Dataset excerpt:
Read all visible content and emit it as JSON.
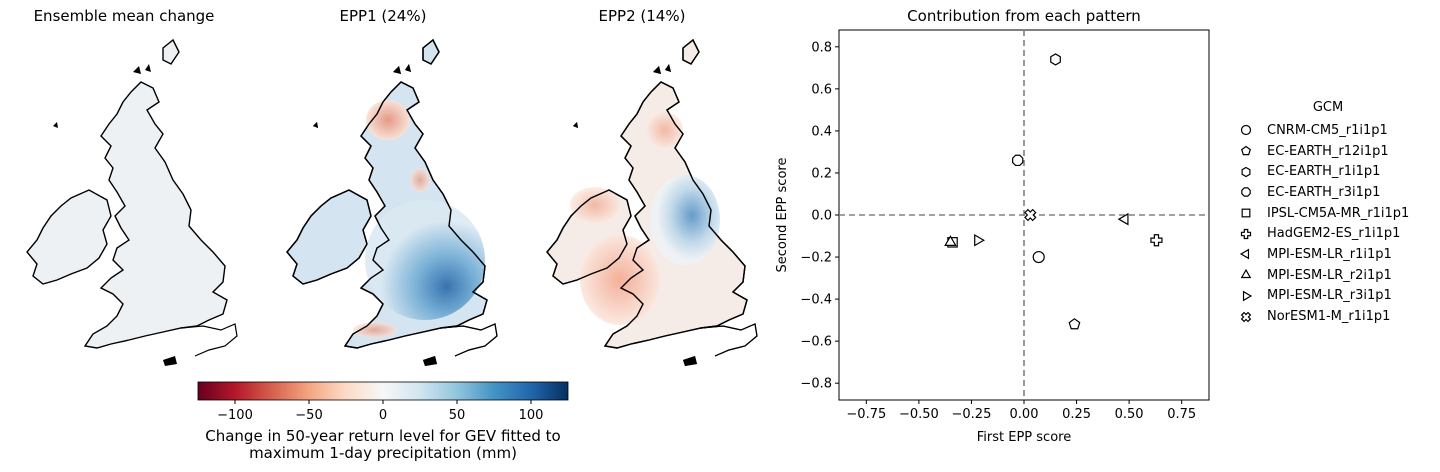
{
  "maps": [
    {
      "title": "Ensemble mean change"
    },
    {
      "title": "EPP1 (24%)"
    },
    {
      "title": "EPP2 (14%)"
    }
  ],
  "colorbar": {
    "label_line1": "Change in 50-year return level for GEV fitted to",
    "label_line2": "maximum 1-day precipitation (mm)",
    "ticks": [
      "−100",
      "−50",
      "0",
      "50",
      "100"
    ],
    "tick_values": [
      -100,
      -50,
      0,
      50,
      100
    ],
    "vmin": -125,
    "vmax": 125,
    "colormap": "RdBu"
  },
  "legend": {
    "title": "GCM"
  },
  "colors": {
    "axis": "#000000",
    "dashed": "#808080",
    "marker_face": "#ffffff",
    "marker_edge": "#000000"
  },
  "chart_data": {
    "type": "scatter",
    "title": "Contribution from each pattern",
    "xlabel": "First EPP score",
    "ylabel": "Second EPP score",
    "xlim": [
      -0.88,
      0.88
    ],
    "ylim": [
      -0.88,
      0.88
    ],
    "xticks": [
      -0.75,
      -0.5,
      -0.25,
      0.0,
      0.25,
      0.5,
      0.75
    ],
    "xtick_labels": [
      "−0.75",
      "−0.50",
      "−0.25",
      "0.00",
      "0.25",
      "0.50",
      "0.75"
    ],
    "yticks": [
      -0.8,
      -0.6,
      -0.4,
      -0.2,
      0.0,
      0.2,
      0.4,
      0.6,
      0.8
    ],
    "ytick_labels": [
      "−0.8",
      "−0.6",
      "−0.4",
      "−0.2",
      "0.0",
      "0.2",
      "0.4",
      "0.6",
      "0.8"
    ],
    "reference_lines": {
      "x": 0,
      "y": 0,
      "style": "dashed"
    },
    "grid": false,
    "legend_position": "right",
    "series": [
      {
        "name": "CNRM-CM5_r1i1p1",
        "marker": "circle",
        "x": 0.07,
        "y": -0.2
      },
      {
        "name": "EC-EARTH_r12i1p1",
        "marker": "pentagon",
        "x": 0.24,
        "y": -0.52
      },
      {
        "name": "EC-EARTH_r1i1p1",
        "marker": "hexagon",
        "x": 0.15,
        "y": 0.74
      },
      {
        "name": "EC-EARTH_r3i1p1",
        "marker": "octagon",
        "x": -0.03,
        "y": 0.26
      },
      {
        "name": "IPSL-CM5A-MR_r1i1p1",
        "marker": "square",
        "x": -0.34,
        "y": -0.13
      },
      {
        "name": "HadGEM2-ES_r1i1p1",
        "marker": "plus",
        "x": 0.63,
        "y": -0.12
      },
      {
        "name": "MPI-ESM-LR_r1i1p1",
        "marker": "triangle-left",
        "x": 0.48,
        "y": -0.02
      },
      {
        "name": "MPI-ESM-LR_r2i1p1",
        "marker": "triangle-up",
        "x": -0.35,
        "y": -0.13
      },
      {
        "name": "MPI-ESM-LR_r3i1p1",
        "marker": "triangle-right",
        "x": -0.22,
        "y": -0.12
      },
      {
        "name": "NorESM1-M_r1i1p1",
        "marker": "x-filled",
        "x": 0.03,
        "y": 0.0
      }
    ]
  }
}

■ WHAT YOU ARE ASKED TO DO
The lines to collect are those holding the string "right"; copy them all.

■ RESPONSE TO THE EXERCISE
    "legend_position": "right",
        "marker": "triangle-right",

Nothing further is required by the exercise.